* _TASK TO COMPLETE_: Every line in the records below that holds "behovet" must be identified and copied.

** SUPPLIED ENTRIES follows **

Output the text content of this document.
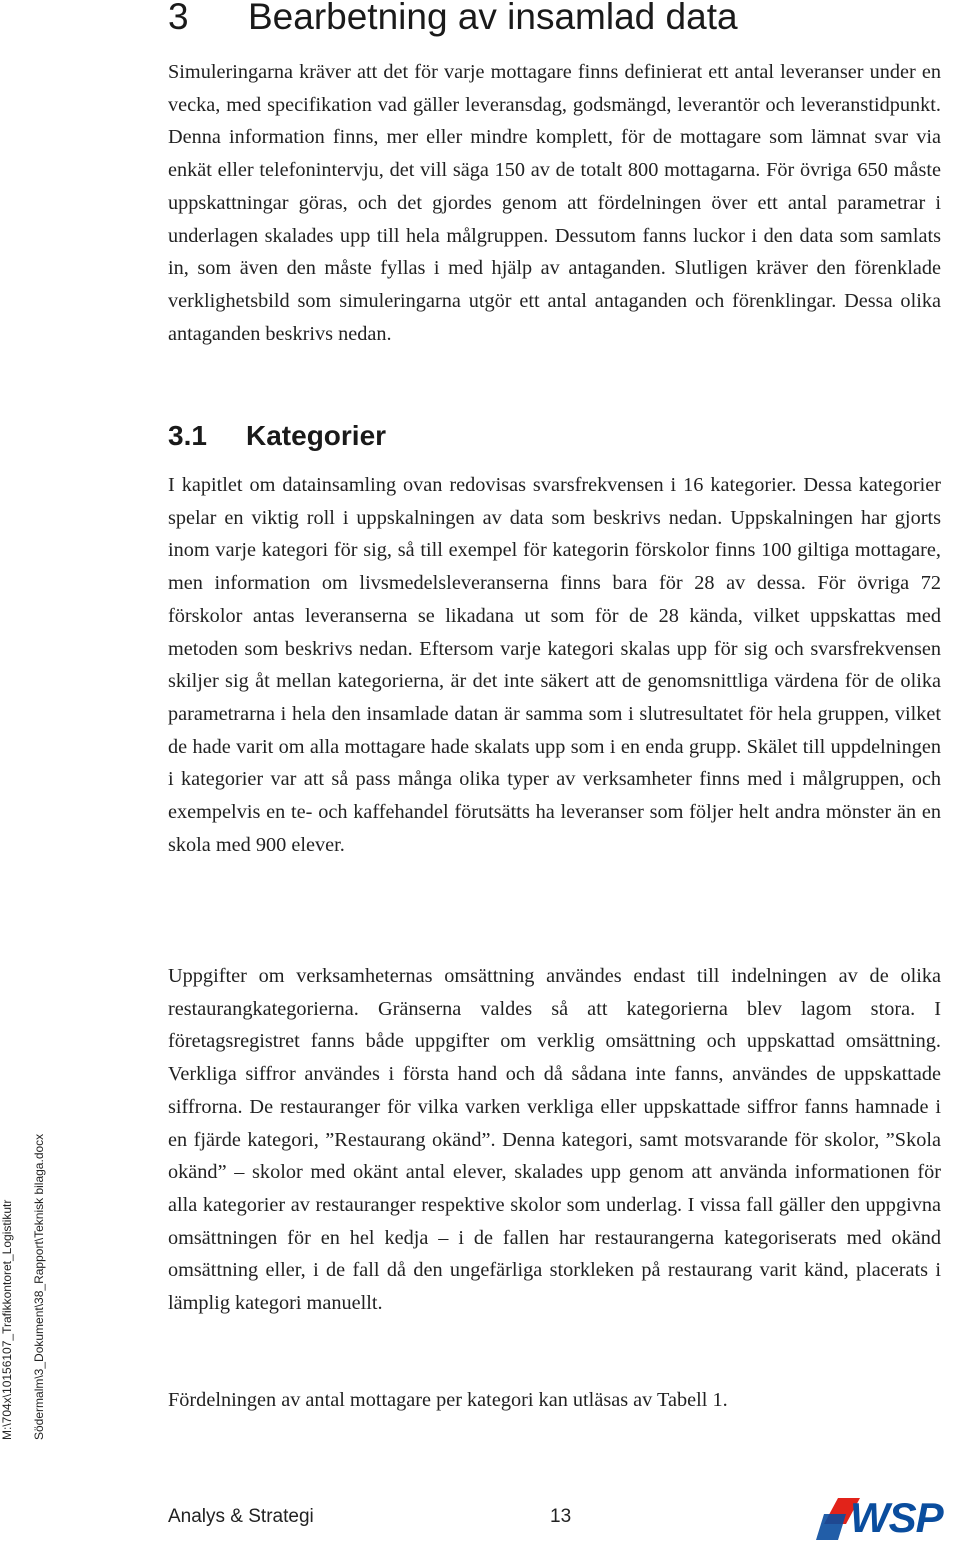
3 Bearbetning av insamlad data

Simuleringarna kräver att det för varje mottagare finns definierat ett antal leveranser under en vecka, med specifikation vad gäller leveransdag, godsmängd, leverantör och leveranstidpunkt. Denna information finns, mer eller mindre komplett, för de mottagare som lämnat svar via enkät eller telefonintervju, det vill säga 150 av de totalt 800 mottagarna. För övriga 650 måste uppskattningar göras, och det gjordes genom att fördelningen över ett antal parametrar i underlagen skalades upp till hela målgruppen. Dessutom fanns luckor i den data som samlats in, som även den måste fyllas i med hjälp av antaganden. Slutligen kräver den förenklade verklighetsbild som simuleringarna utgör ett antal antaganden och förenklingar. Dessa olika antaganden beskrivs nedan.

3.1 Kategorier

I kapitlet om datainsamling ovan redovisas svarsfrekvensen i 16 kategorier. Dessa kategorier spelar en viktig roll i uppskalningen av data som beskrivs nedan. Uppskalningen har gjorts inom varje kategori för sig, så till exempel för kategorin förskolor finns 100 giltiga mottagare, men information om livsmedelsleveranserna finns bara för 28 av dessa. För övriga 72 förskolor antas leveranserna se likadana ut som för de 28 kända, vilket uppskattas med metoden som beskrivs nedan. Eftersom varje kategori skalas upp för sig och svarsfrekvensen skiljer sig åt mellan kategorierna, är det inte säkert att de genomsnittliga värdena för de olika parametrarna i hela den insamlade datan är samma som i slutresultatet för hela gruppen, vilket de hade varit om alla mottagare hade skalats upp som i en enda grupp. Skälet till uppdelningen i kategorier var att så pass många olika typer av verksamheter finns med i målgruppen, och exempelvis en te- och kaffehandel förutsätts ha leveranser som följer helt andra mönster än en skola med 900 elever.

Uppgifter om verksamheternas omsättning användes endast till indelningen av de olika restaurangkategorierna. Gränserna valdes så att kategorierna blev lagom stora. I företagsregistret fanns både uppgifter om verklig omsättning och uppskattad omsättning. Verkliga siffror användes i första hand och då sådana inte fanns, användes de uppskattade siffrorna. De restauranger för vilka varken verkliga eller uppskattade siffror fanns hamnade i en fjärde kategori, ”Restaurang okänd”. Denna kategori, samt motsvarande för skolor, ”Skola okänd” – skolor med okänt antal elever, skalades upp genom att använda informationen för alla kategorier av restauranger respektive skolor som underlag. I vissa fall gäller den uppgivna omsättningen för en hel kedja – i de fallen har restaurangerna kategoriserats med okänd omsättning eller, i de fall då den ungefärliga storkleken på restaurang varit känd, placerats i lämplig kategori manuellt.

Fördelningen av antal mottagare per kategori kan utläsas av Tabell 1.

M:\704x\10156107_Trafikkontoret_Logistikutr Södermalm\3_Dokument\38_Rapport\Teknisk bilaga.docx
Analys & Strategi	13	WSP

** End of SUPPLIED ENTRIES **
** SUPPLIED ENTRIES follows **

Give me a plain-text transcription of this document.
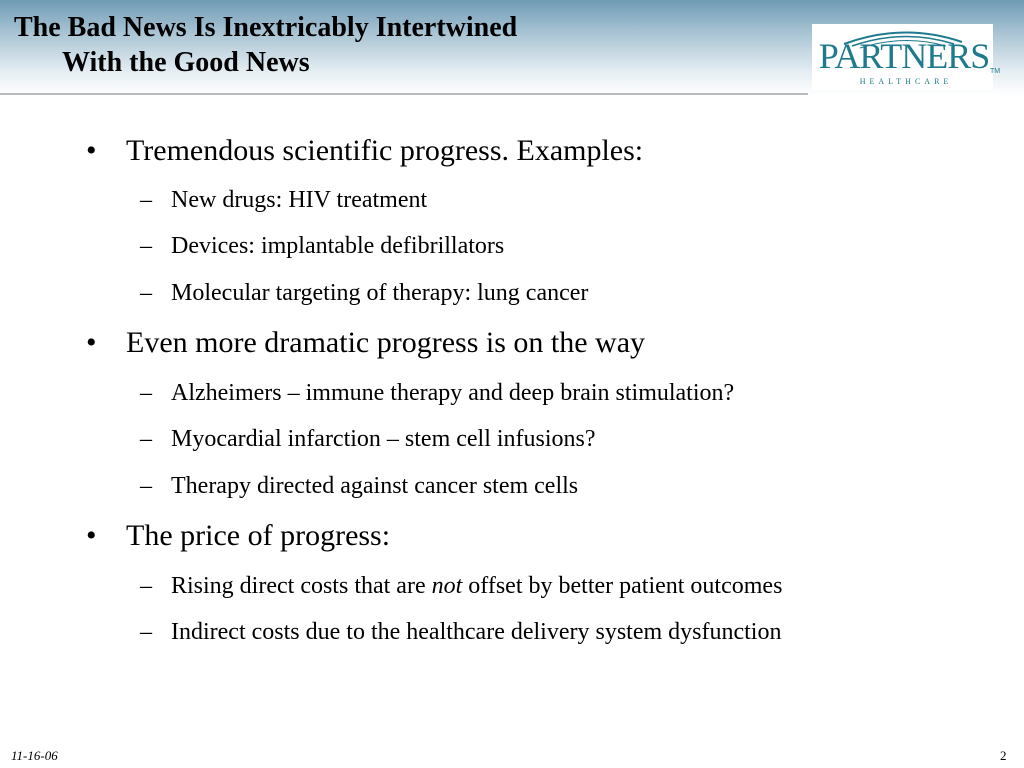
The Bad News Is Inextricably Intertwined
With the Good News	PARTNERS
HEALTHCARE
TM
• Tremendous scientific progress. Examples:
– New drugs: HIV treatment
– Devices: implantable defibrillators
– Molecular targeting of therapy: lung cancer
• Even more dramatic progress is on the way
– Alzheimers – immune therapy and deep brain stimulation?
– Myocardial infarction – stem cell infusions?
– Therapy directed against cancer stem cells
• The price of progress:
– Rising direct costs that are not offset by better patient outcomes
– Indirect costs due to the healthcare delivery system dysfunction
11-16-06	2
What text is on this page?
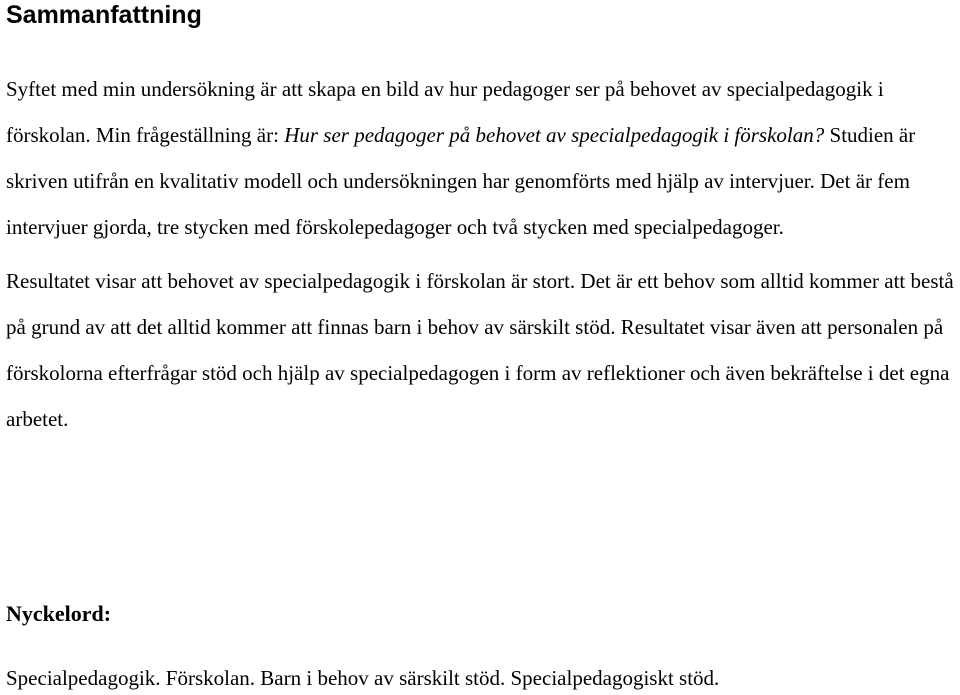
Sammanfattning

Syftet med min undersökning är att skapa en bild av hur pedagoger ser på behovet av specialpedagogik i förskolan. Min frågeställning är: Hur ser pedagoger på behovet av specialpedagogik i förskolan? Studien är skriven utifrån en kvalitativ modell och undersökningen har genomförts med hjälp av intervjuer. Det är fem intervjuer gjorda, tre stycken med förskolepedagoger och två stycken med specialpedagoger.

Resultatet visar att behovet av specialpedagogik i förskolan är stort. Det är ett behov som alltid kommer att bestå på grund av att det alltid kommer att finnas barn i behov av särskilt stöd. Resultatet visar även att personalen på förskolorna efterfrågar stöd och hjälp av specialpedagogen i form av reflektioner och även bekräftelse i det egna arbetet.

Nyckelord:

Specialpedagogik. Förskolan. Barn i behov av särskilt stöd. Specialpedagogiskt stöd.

** End of SUPPLIED ENTRIES **

* _ANSWER SPACE_:
Syftet med min undersökning är att skapa en bild av hur pedagoger ser på behovet av specialpedagogik i förskolan. Min frågeställning är: Hur ser pedagoger på behovet av specialpedagogik i förskolan? Studien är skriven utifrån en kvalitativ modell och undersökningen har genomförts med hjälp av intervjuer. Det är fem intervjuer gjorda, tre stycken med förskolepedagoger och två stycken med specialpedagoger.
Resultatet visar att behovet av specialpedagogik i förskolan är stort. Det är ett behov som alltid kommer att bestå på grund av att det alltid kommer att finnas barn i behov av särskilt stöd. Resultatet visar även att personalen på förskolorna efterfrågar stöd och hjälp av specialpedagogen i form av reflektioner och även bekräftelse i det egna arbetet.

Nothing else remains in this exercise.